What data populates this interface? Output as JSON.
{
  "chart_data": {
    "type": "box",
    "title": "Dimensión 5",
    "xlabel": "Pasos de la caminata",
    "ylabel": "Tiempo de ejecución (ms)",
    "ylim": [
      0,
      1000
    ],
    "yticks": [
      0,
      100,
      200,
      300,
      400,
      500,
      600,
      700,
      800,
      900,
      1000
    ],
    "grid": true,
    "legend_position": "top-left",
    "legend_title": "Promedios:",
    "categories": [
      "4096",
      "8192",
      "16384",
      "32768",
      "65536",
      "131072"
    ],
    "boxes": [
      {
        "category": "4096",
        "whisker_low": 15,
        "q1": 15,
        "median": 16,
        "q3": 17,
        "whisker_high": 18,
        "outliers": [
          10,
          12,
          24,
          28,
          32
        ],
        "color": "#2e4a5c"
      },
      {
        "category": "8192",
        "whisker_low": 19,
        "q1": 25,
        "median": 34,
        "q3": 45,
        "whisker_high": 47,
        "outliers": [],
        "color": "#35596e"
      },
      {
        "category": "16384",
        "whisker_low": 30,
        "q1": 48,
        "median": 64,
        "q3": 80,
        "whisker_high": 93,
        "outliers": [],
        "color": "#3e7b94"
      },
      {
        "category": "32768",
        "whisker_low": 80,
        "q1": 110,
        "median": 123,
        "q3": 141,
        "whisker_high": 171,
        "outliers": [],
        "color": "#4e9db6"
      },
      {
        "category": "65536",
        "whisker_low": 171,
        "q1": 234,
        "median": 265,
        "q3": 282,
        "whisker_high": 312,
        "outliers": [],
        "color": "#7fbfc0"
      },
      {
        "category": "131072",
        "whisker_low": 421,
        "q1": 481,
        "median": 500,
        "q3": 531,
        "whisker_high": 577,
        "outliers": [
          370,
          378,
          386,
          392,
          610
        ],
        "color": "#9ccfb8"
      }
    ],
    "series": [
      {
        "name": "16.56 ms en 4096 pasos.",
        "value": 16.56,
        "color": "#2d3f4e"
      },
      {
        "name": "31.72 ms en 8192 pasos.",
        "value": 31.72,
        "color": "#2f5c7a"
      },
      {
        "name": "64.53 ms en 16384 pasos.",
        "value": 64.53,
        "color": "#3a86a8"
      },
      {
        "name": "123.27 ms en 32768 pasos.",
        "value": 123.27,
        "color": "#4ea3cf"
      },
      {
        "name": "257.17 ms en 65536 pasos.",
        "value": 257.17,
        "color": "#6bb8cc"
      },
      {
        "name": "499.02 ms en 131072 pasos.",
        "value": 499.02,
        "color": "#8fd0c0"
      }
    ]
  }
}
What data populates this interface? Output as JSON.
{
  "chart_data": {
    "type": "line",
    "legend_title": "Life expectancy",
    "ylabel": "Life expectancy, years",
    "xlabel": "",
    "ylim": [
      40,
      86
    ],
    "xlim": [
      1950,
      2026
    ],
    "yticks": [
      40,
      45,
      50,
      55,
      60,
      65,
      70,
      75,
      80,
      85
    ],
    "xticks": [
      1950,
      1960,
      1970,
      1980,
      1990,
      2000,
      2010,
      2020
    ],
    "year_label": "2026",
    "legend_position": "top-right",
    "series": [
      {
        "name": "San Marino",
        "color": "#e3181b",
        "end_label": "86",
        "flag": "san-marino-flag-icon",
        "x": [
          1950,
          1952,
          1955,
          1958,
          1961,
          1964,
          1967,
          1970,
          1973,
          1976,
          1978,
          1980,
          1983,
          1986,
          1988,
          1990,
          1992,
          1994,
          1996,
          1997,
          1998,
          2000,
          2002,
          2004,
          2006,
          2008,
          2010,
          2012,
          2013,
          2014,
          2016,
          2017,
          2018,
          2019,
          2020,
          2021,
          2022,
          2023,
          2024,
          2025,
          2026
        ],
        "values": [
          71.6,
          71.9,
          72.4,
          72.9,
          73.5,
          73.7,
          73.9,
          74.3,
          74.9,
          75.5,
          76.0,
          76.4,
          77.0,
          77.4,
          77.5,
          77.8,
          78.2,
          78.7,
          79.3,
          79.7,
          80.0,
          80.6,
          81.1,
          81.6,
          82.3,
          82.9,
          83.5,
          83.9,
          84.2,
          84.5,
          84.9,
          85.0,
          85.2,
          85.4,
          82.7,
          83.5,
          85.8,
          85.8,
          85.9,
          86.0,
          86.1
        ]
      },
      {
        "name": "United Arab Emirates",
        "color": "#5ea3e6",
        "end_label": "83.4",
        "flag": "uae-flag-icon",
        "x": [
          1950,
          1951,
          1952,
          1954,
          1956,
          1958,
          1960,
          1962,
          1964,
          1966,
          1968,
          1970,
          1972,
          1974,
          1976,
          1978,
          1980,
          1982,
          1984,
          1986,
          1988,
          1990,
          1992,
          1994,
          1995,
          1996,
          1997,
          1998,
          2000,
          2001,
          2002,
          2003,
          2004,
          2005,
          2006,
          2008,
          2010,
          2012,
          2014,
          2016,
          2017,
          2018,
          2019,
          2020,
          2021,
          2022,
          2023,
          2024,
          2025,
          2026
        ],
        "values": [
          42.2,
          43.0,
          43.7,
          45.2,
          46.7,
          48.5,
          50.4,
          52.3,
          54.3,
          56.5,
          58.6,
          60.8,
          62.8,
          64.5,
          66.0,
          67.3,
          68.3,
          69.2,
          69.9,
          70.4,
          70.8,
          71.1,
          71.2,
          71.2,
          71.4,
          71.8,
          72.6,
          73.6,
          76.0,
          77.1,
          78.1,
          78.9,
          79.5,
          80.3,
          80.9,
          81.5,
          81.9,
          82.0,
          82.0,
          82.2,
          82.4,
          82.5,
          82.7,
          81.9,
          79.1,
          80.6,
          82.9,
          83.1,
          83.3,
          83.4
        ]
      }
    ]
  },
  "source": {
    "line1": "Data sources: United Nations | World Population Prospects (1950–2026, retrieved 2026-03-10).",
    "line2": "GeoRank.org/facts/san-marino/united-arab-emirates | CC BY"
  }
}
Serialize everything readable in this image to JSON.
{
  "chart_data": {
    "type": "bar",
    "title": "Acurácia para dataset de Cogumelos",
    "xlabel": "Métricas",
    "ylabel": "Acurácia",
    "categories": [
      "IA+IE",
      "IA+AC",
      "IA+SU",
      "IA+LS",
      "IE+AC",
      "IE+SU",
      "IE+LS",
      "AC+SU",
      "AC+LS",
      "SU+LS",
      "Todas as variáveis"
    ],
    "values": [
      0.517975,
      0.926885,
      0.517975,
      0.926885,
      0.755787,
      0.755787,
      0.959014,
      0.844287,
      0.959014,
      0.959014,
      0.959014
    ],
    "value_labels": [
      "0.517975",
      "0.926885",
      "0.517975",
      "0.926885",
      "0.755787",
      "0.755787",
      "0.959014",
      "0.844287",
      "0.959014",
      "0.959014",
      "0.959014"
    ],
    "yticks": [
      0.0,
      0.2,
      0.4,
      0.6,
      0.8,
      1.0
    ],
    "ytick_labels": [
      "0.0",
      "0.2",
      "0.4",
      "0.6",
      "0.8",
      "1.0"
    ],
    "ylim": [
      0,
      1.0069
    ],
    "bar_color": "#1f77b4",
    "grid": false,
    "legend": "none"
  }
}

====================

**INSTRUCTIONS TO FOLLOW**
Every entry above should be retyped exactly as shown.

**RIGHT ANSWER**
What data populates this interface? Output as JSON.
{
  "chart_data": {
    "type": "box",
    "title": "Dimensión 5",
    "xlabel": "Pasos de la caminata",
    "ylabel": "Tiempo de ejecución (ms)",
    "ylim": [
      0,
      1000
    ],
    "yticks": [
      0,
      100,
      200,
      300,
      400,
      500,
      600,
      700,
      800,
      900,
      1000
    ],
    "grid": true,
    "legend_position": "top-left",
    "legend_title": "Promedios:",
    "categories": [
      "4096",
      "8192",
      "16384",
      "32768",
      "65536",
      "131072"
    ],
    "boxes": [
      {
        "category": "4096",
        "whisker_low": 15,
        "q1": 15,
        "median": 16,
        "q3": 17,
        "whisker_high": 18,
        "outliers": [
          10,
          12,
          24,
          28,
          32
        ],
        "color": "#2e4a5c"
      },
      {
        "category": "8192",
        "whisker_low": 19,
        "q1": 25,
        "median": 34,
        "q3": 45,
        "whisker_high": 47,
        "outliers": [],
        "color": "#35596e"
      },
      {
        "category": "16384",
        "whisker_low": 30,
        "q1": 48,
        "median": 64,
        "q3": 80,
        "whisker_high": 93,
        "outliers": [],
        "color": "#3e7b94"
      },
      {
        "category": "32768",
        "whisker_low": 80,
        "q1": 110,
        "median": 123,
        "q3": 141,
        "whisker_high": 171,
        "outliers": [],
        "color": "#4e9db6"
      },
      {
        "category": "65536",
        "whisker_low": 171,
        "q1": 234,
        "median": 265,
        "q3": 282,
        "whisker_high": 312,
        "outliers": [],
        "color": "#7fbfc0"
      },
      {
        "category": "131072",
        "whisker_low": 421,
        "q1": 481,
        "median": 500,
        "q3": 531,
        "whisker_high": 577,
        "outliers": [
          370,
          378,
          386,
          392,
          610
        ],
        "color": "#9ccfb8"
      }
    ],
    "series": [
      {
        "name": "16.56 ms en 4096 pasos.",
        "value": 16.56,
        "color": "#2d3f4e"
      },
      {
        "name": "31.72 ms en 8192 pasos.",
        "value": 31.72,
        "color": "#2f5c7a"
      },
      {
        "name": "64.53 ms en 16384 pasos.",
        "value": 64.53,
        "color": "#3a86a8"
      },
      {
        "name": "123.27 ms en 32768 pasos.",
        "value": 123.27,
        "color": "#4ea3cf"
      },
      {
        "name": "257.17 ms en 65536 pasos.",
        "value": 257.17,
        "color": "#6bb8cc"
      },
      {
        "name": "499.02 ms en 131072 pasos.",
        "value": 499.02,
        "color": "#8fd0c0"
      }
    ]
  }
}
What data populates this interface? Output as JSON.
{
  "chart_data": {
    "type": "line",
    "legend_title": "Life expectancy",
    "ylabel": "Life expectancy, years",
    "xlabel": "",
    "ylim": [
      40,
      86
    ],
    "xlim": [
      1950,
      2026
    ],
    "yticks": [
      40,
      45,
      50,
      55,
      60,
      65,
      70,
      75,
      80,
      85
    ],
    "xticks": [
      1950,
      1960,
      1970,
      1980,
      1990,
      2000,
      2010,
      2020
    ],
    "year_label": "2026",
    "legend_position": "top-right",
    "series": [
      {
        "name": "San Marino",
        "color": "#e3181b",
        "end_label": "86",
        "flag": "san-marino-flag-icon",
        "x": [
          1950,
          1952,
          1955,
          1958,
          1961,
          1964,
          1967,
          1970,
          1973,
          1976,
          1978,
          1980,
          1983,
          1986,
          1988,
          1990,
          1992,
          1994,
          1996,
          1997,
          1998,
          2000,
          2002,
          2004,
          2006,
          2008,
          2010,
          2012,
          2013,
          2014,
          2016,
          2017,
          2018,
          2019,
          2020,
          2021,
          2022,
          2023,
          2024,
          2025,
          2026
        ],
        "values": [
          71.6,
          71.9,
          72.4,
          72.9,
          73.5,
          73.7,
          73.9,
          74.3,
          74.9,
          75.5,
          76.0,
          76.4,
          77.0,
          77.4,
          77.5,
          77.8,
          78.2,
          78.7,
          79.3,
          79.7,
          80.0,
          80.6,
          81.1,
          81.6,
          82.3,
          82.9,
          83.5,
          83.9,
          84.2,
          84.5,
          84.9,
          85.0,
          85.2,
          85.4,
          82.7,
          83.5,
          85.8,
          85.8,
          85.9,
          86.0,
          86.1
        ]
      },
      {
        "name": "United Arab Emirates",
        "color": "#5ea3e6",
        "end_label": "83.4",
        "flag": "uae-flag-icon",
        "x": [
          1950,
          1951,
          1952,
          1954,
          1956,
          1958,
          1960,
          1962,
          1964,
          1966,
          1968,
          1970,
          1972,
          1974,
          1976,
          1978,
          1980,
          1982,
          1984,
          1986,
          1988,
          1990,
          1992,
          1994,
          1995,
          1996,
          1997,
          1998,
          2000,
          2001,
          2002,
          2003,
          2004,
          2005,
          2006,
          2008,
          2010,
          2012,
          2014,
          2016,
          2017,
          2018,
          2019,
          2020,
          2021,
          2022,
          2023,
          2024,
          2025,
          2026
        ],
        "values": [
          42.2,
          43.0,
          43.7,
          45.2,
          46.7,
          48.5,
          50.4,
          52.3,
          54.3,
          56.5,
          58.6,
          60.8,
          62.8,
          64.5,
          66.0,
          67.3,
          68.3,
          69.2,
          69.9,
          70.4,
          70.8,
          71.1,
          71.2,
          71.2,
          71.4,
          71.8,
          72.6,
          73.6,
          76.0,
          77.1,
          78.1,
          78.9,
          79.5,
          80.3,
          80.9,
          81.5,
          81.9,
          82.0,
          82.0,
          82.2,
          82.4,
          82.5,
          82.7,
          81.9,
          79.1,
          80.6,
          82.9,
          83.1,
          83.3,
          83.4
        ]
      }
    ]
  },
  "source": {
    "line1": "Data sources: United Nations | World Population Prospects (1950–2026, retrieved 2026-03-10).",
    "line2": "GeoRank.org/facts/san-marino/united-arab-emirates | CC BY"
  }
}
Serialize everything readable in this image to JSON.
{
  "chart_data": {
    "type": "bar",
    "title": "Acurácia para dataset de Cogumelos",
    "xlabel": "Métricas",
    "ylabel": "Acurácia",
    "categories": [
      "IA+IE",
      "IA+AC",
      "IA+SU",
      "IA+LS",
      "IE+AC",
      "IE+SU",
      "IE+LS",
      "AC+SU",
      "AC+LS",
      "SU+LS",
      "Todas as variáveis"
    ],
    "values": [
      0.517975,
      0.926885,
      0.517975,
      0.926885,
      0.755787,
      0.755787,
      0.959014,
      0.844287,
      0.959014,
      0.959014,
      0.959014
    ],
    "value_labels": [
      "0.517975",
      "0.926885",
      "0.517975",
      "0.926885",
      "0.755787",
      "0.755787",
      "0.959014",
      "0.844287",
      "0.959014",
      "0.959014",
      "0.959014"
    ],
    "yticks": [
      0.0,
      0.2,
      0.4,
      0.6,
      0.8,
      1.0
    ],
    "ytick_labels": [
      "0.0",
      "0.2",
      "0.4",
      "0.6",
      "0.8",
      "1.0"
    ],
    "ylim": [
      0,
      1.0069
    ],
    "bar_color": "#1f77b4",
    "grid": false,
    "legend": "none"
  }
}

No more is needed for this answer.